PROBLEM TO SOLVE:
Write out all the entries word for word and omit any pictures.
------------------------------------
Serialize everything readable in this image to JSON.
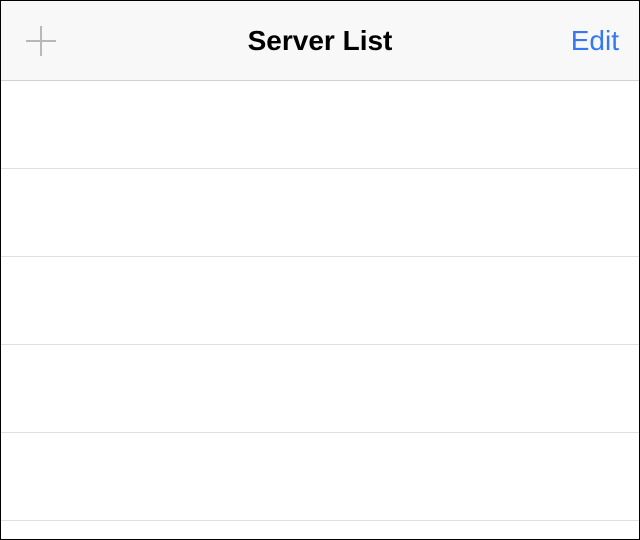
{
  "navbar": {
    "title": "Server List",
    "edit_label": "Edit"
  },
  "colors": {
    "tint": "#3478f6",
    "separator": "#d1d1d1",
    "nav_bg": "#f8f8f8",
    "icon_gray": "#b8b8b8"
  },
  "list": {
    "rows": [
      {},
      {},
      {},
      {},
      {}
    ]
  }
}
------------------------------------
RESPONSE BELOW:
Serialize everything readable in this image to JSON.
{
  "navbar": {
    "title": "Server List",
    "edit_label": "Edit"
  },
  "colors": {
    "tint": "#3478f6",
    "separator": "#d1d1d1",
    "nav_bg": "#f8f8f8",
    "icon_gray": "#b8b8b8"
  },
  "list": {
    "rows": [
      {},
      {},
      {},
      {},
      {}
    ]
  }
}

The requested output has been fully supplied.